■ **Directions**
Reproduce each line exactly. Skip none.

>> BEGIN Dataset rows

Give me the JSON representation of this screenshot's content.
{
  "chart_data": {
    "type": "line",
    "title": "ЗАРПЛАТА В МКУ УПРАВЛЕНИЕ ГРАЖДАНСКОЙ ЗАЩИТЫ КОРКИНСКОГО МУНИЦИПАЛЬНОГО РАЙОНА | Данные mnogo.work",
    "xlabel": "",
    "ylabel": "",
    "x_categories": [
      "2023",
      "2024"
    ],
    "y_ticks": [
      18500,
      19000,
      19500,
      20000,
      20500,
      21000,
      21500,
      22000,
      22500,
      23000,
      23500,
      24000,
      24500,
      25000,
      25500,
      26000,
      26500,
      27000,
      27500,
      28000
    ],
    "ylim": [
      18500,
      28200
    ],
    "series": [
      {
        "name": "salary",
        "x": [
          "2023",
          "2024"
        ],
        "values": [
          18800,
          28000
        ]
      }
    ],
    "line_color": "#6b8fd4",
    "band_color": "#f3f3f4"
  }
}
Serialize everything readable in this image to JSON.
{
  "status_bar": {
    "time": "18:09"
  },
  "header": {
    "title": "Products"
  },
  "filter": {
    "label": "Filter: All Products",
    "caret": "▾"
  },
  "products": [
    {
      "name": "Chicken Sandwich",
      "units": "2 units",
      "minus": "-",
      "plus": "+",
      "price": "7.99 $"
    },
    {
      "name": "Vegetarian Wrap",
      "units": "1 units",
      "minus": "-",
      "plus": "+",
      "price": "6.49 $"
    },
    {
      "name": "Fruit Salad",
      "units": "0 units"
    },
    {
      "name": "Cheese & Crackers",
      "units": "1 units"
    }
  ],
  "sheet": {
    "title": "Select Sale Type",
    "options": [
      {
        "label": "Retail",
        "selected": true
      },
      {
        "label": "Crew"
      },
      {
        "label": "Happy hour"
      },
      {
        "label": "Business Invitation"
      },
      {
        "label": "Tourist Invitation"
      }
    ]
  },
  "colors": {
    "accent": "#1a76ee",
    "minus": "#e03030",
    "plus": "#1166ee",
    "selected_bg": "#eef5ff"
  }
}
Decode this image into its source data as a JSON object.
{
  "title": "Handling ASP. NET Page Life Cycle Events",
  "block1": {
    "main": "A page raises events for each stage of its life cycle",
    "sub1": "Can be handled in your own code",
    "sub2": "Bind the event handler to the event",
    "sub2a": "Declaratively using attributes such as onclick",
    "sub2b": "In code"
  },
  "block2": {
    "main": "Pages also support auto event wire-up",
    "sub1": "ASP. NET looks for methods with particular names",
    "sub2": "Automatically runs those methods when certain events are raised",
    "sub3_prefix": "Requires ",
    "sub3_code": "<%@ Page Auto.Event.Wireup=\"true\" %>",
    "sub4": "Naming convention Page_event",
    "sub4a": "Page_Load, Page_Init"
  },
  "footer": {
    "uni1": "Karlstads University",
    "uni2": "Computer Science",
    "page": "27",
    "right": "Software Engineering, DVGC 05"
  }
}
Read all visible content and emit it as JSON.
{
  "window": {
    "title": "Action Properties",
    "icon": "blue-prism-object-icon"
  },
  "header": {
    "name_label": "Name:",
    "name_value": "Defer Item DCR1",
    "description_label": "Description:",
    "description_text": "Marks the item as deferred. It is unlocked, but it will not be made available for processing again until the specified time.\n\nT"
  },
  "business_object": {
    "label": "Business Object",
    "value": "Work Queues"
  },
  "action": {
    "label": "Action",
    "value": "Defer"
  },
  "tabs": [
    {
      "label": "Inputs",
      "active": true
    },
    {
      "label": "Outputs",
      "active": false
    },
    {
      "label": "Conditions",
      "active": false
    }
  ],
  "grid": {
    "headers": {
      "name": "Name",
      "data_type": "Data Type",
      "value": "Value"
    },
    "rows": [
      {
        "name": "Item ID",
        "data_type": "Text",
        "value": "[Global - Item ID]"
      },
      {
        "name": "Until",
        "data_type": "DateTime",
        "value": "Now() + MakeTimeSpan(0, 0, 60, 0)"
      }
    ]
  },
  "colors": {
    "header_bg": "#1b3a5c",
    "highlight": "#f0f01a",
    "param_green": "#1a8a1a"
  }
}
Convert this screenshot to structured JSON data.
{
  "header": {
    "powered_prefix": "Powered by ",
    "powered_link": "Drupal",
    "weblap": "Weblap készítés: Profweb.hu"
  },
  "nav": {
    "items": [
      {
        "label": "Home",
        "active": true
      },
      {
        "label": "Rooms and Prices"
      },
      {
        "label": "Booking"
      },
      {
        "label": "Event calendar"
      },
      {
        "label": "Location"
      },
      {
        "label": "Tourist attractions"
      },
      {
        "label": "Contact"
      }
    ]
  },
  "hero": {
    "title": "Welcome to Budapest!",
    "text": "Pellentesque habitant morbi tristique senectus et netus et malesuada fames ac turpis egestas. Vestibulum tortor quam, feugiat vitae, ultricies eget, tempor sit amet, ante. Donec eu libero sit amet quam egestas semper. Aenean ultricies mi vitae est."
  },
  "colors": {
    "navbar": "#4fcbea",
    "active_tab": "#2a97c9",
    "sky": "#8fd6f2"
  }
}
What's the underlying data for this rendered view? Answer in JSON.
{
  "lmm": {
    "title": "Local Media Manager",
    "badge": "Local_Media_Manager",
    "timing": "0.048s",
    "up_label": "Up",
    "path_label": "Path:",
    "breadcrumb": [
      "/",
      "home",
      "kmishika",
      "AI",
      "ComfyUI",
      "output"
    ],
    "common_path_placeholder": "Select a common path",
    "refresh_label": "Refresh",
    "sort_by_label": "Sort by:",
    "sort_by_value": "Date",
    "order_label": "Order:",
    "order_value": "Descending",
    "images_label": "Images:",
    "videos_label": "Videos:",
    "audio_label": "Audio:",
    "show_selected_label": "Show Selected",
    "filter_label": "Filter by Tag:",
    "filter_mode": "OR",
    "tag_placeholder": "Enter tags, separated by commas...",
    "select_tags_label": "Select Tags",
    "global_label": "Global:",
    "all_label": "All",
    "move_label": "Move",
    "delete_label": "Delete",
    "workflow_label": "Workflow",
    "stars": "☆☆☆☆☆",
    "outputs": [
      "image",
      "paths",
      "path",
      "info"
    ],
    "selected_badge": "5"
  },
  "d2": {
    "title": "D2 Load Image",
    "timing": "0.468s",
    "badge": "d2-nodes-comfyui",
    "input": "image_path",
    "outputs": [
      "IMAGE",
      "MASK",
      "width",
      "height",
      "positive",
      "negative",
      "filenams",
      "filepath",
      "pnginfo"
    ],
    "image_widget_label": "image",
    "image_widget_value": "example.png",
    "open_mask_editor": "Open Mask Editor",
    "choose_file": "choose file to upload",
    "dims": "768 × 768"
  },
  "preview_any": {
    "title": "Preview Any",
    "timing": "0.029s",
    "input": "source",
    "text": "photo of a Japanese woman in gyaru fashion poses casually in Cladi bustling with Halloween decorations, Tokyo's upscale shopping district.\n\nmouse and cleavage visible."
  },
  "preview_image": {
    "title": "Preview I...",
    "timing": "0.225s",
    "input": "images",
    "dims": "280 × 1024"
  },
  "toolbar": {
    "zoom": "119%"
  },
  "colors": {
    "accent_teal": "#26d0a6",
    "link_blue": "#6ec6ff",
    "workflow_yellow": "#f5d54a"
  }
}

>> END Dataset rows

■ **Answer to this exercise**
Give me the JSON representation of this screenshot's content.
{
  "chart_data": {
    "type": "line",
    "title": "ЗАРПЛАТА В МКУ УПРАВЛЕНИЕ ГРАЖДАНСКОЙ ЗАЩИТЫ КОРКИНСКОГО МУНИЦИПАЛЬНОГО РАЙОНА | Данные mnogo.work",
    "xlabel": "",
    "ylabel": "",
    "x_categories": [
      "2023",
      "2024"
    ],
    "y_ticks": [
      18500,
      19000,
      19500,
      20000,
      20500,
      21000,
      21500,
      22000,
      22500,
      23000,
      23500,
      24000,
      24500,
      25000,
      25500,
      26000,
      26500,
      27000,
      27500,
      28000
    ],
    "ylim": [
      18500,
      28200
    ],
    "series": [
      {
        "name": "salary",
        "x": [
          "2023",
          "2024"
        ],
        "values": [
          18800,
          28000
        ]
      }
    ],
    "line_color": "#6b8fd4",
    "band_color": "#f3f3f4"
  }
}
Serialize everything readable in this image to JSON.
{
  "status_bar": {
    "time": "18:09"
  },
  "header": {
    "title": "Products"
  },
  "filter": {
    "label": "Filter: All Products",
    "caret": "▾"
  },
  "products": [
    {
      "name": "Chicken Sandwich",
      "units": "2 units",
      "minus": "-",
      "plus": "+",
      "price": "7.99 $"
    },
    {
      "name": "Vegetarian Wrap",
      "units": "1 units",
      "minus": "-",
      "plus": "+",
      "price": "6.49 $"
    },
    {
      "name": "Fruit Salad",
      "units": "0 units"
    },
    {
      "name": "Cheese & Crackers",
      "units": "1 units"
    }
  ],
  "sheet": {
    "title": "Select Sale Type",
    "options": [
      {
        "label": "Retail",
        "selected": true
      },
      {
        "label": "Crew"
      },
      {
        "label": "Happy hour"
      },
      {
        "label": "Business Invitation"
      },
      {
        "label": "Tourist Invitation"
      }
    ]
  },
  "colors": {
    "accent": "#1a76ee",
    "minus": "#e03030",
    "plus": "#1166ee",
    "selected_bg": "#eef5ff"
  }
}
Decode this image into its source data as a JSON object.
{
  "title": "Handling ASP. NET Page Life Cycle Events",
  "block1": {
    "main": "A page raises events for each stage of its life cycle",
    "sub1": "Can be handled in your own code",
    "sub2": "Bind the event handler to the event",
    "sub2a": "Declaratively using attributes such as onclick",
    "sub2b": "In code"
  },
  "block2": {
    "main": "Pages also support auto event wire-up",
    "sub1": "ASP. NET looks for methods with particular names",
    "sub2": "Automatically runs those methods when certain events are raised",
    "sub3_prefix": "Requires ",
    "sub3_code": "<%@ Page Auto.Event.Wireup=\"true\" %>",
    "sub4": "Naming convention Page_event",
    "sub4a": "Page_Load, Page_Init"
  },
  "footer": {
    "uni1": "Karlstads University",
    "uni2": "Computer Science",
    "page": "27",
    "right": "Software Engineering, DVGC 05"
  }
}
Read all visible content and emit it as JSON.
{
  "window": {
    "title": "Action Properties",
    "icon": "blue-prism-object-icon"
  },
  "header": {
    "name_label": "Name:",
    "name_value": "Defer Item DCR1",
    "description_label": "Description:",
    "description_text": "Marks the item as deferred. It is unlocked, but it will not be made available for processing again until the specified time.\n\nT"
  },
  "business_object": {
    "label": "Business Object",
    "value": "Work Queues"
  },
  "action": {
    "label": "Action",
    "value": "Defer"
  },
  "tabs": [
    {
      "label": "Inputs",
      "active": true
    },
    {
      "label": "Outputs",
      "active": false
    },
    {
      "label": "Conditions",
      "active": false
    }
  ],
  "grid": {
    "headers": {
      "name": "Name",
      "data_type": "Data Type",
      "value": "Value"
    },
    "rows": [
      {
        "name": "Item ID",
        "data_type": "Text",
        "value": "[Global - Item ID]"
      },
      {
        "name": "Until",
        "data_type": "DateTime",
        "value": "Now() + MakeTimeSpan(0, 0, 60, 0)"
      }
    ]
  },
  "colors": {
    "header_bg": "#1b3a5c",
    "highlight": "#f0f01a",
    "param_green": "#1a8a1a"
  }
}
Convert this screenshot to structured JSON data.
{
  "header": {
    "powered_prefix": "Powered by ",
    "powered_link": "Drupal",
    "weblap": "Weblap készítés: Profweb.hu"
  },
  "nav": {
    "items": [
      {
        "label": "Home",
        "active": true
      },
      {
        "label": "Rooms and Prices"
      },
      {
        "label": "Booking"
      },
      {
        "label": "Event calendar"
      },
      {
        "label": "Location"
      },
      {
        "label": "Tourist attractions"
      },
      {
        "label": "Contact"
      }
    ]
  },
  "hero": {
    "title": "Welcome to Budapest!",
    "text": "Pellentesque habitant morbi tristique senectus et netus et malesuada fames ac turpis egestas. Vestibulum tortor quam, feugiat vitae, ultricies eget, tempor sit amet, ante. Donec eu libero sit amet quam egestas semper. Aenean ultricies mi vitae est."
  },
  "colors": {
    "navbar": "#4fcbea",
    "active_tab": "#2a97c9",
    "sky": "#8fd6f2"
  }
}
What's the underlying data for this rendered view? Answer in JSON.
{
  "lmm": {
    "title": "Local Media Manager",
    "badge": "Local_Media_Manager",
    "timing": "0.048s",
    "up_label": "Up",
    "path_label": "Path:",
    "breadcrumb": [
      "/",
      "home",
      "kmishika",
      "AI",
      "ComfyUI",
      "output"
    ],
    "common_path_placeholder": "Select a common path",
    "refresh_label": "Refresh",
    "sort_by_label": "Sort by:",
    "sort_by_value": "Date",
    "order_label": "Order:",
    "order_value": "Descending",
    "images_label": "Images:",
    "videos_label": "Videos:",
    "audio_label": "Audio:",
    "show_selected_label": "Show Selected",
    "filter_label": "Filter by Tag:",
    "filter_mode": "OR",
    "tag_placeholder": "Enter tags, separated by commas...",
    "select_tags_label": "Select Tags",
    "global_label": "Global:",
    "all_label": "All",
    "move_label": "Move",
    "delete_label": "Delete",
    "workflow_label": "Workflow",
    "stars": "☆☆☆☆☆",
    "outputs": [
      "image",
      "paths",
      "path",
      "info"
    ],
    "selected_badge": "5"
  },
  "d2": {
    "title": "D2 Load Image",
    "timing": "0.468s",
    "badge": "d2-nodes-comfyui",
    "input": "image_path",
    "outputs": [
      "IMAGE",
      "MASK",
      "width",
      "height",
      "positive",
      "negative",
      "filenams",
      "filepath",
      "pnginfo"
    ],
    "image_widget_label": "image",
    "image_widget_value": "example.png",
    "open_mask_editor": "Open Mask Editor",
    "choose_file": "choose file to upload",
    "dims": "768 × 768"
  },
  "preview_any": {
    "title": "Preview Any",
    "timing": "0.029s",
    "input": "source",
    "text": "photo of a Japanese woman in gyaru fashion poses casually in Cladi bustling with Halloween decorations, Tokyo's upscale shopping district.\n\nmouse and cleavage visible."
  },
  "preview_image": {
    "title": "Preview I...",
    "timing": "0.225s",
    "input": "images",
    "dims": "280 × 1024"
  },
  "toolbar": {
    "zoom": "119%"
  },
  "colors": {
    "accent_teal": "#26d0a6",
    "link_blue": "#6ec6ff",
    "workflow_yellow": "#f5d54a"
  }
}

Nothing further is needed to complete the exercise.